* [Page text]:
------------------------

This is my first Kaggle comp.  I've started with the baseline PyTorch kernel <a href="https://www.kaggle.com/fffrrt/all-in-one-rfcx-baseline-for-beginners">All-in-one-rfcx-baseline-for-beginners</a> and tried to make improvements.  So far nothing I've tried has actually improved the score, so not great for confidence building, and and a lot of the other notebooks are going over my head just because I'm a relative newcomer to OOP.   But I'm learning a lot for next time!

I've noticed that a lot of the same songs are repeated for a given recording.  So by slicing up recordings to just isolate the songs and training on the slices, those patterns get lost.  So in this version I'm going to trying to create a second model, taking the probability vector from the first, grouping by recording ID, pass the combined vectors through a dense MLP or maybe a LSTM network, and train that model using a custom LWLRAP loss metric.  Then for the final predictions I would run the test set through both models.

In [None]:
# Housekeeping stuff

import os
import torch
import torch.nn as nn
import numpy as np
import pandas as pd
import librosa
import csv
import matplotlib.pyplot as plt
import seaborn as sns
from skimage.transform import resize
from PIL import Image
import random

save_to_disk = False  # A variable used to determine if the image files are left on disk.

print("Initial working directory path: {0}".format(os.getcwd()))
current_folder = os.path.basename(os.path.normpath(os.getcwd()))
print('Working directory name:',current_folder)

# Change the current working directory if necessary
if not current_folder == 'working':
    os.chdir('../working')

------------------------

* [Dataset rows]:

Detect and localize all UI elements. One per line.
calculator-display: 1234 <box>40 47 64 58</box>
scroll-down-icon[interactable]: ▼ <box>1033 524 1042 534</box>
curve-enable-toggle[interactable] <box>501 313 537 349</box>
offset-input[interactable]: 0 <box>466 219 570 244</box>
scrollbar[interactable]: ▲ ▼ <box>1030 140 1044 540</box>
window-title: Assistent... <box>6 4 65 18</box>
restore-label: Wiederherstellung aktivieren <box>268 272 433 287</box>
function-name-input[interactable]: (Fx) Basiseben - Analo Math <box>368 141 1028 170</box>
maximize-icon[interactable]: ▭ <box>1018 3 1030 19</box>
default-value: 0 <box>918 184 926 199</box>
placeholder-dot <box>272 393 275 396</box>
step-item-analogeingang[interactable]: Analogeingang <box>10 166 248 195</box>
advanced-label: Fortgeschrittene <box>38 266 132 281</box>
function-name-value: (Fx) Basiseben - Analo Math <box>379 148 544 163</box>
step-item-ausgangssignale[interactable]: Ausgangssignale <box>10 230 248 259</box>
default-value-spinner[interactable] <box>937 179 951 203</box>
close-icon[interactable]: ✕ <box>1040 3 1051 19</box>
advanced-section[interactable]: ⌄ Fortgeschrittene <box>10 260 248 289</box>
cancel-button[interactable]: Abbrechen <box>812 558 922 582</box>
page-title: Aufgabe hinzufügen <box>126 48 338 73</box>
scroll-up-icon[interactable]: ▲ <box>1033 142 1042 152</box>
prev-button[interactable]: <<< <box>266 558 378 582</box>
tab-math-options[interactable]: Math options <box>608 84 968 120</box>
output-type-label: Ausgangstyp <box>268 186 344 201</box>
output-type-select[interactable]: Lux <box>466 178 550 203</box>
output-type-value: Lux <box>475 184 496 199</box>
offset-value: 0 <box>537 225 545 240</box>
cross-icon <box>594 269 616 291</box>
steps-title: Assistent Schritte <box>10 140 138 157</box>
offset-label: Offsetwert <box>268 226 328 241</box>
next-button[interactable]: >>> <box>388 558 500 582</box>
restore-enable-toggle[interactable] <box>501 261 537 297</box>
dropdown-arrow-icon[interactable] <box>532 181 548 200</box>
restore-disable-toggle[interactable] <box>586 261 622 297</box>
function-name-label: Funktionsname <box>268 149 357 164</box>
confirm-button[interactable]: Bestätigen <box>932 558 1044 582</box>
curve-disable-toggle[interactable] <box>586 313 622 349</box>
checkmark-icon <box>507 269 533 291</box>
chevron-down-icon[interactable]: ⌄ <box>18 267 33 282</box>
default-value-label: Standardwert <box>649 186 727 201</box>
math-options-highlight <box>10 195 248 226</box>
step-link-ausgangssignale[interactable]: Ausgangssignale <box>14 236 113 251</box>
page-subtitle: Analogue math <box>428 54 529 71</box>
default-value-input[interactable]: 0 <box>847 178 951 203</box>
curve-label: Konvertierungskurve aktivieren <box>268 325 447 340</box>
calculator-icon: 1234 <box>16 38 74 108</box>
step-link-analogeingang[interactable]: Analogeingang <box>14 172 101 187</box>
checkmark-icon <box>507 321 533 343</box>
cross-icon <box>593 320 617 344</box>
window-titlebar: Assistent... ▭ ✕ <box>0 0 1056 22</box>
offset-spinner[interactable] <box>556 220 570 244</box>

------------------------

* [Goals]:
[a] Reproduce the notebook text above, starting with "save_to_disk = False" and going on through "print('Working directory name:',current_folder)", swapping in "folder_name" wherever "current_folder" appears.
[b] Collect every line of the records above that contains the string "disable", matching case exactly.

* [Responses for each task]:
[a]
save_to_disk = False  # A variable used to determine if the image files are left on disk.

print("Initial working directory path: {0}".format(os.getcwd()))
folder_name = os.path.basename(os.path.normpath(os.getcwd()))
print('Working directory name:',folder_name)

[b]
restore-disable-toggle[interactable] <box>586 261 622 297</box>
curve-disable-toggle[interactable] <box>586 313 622 349</box>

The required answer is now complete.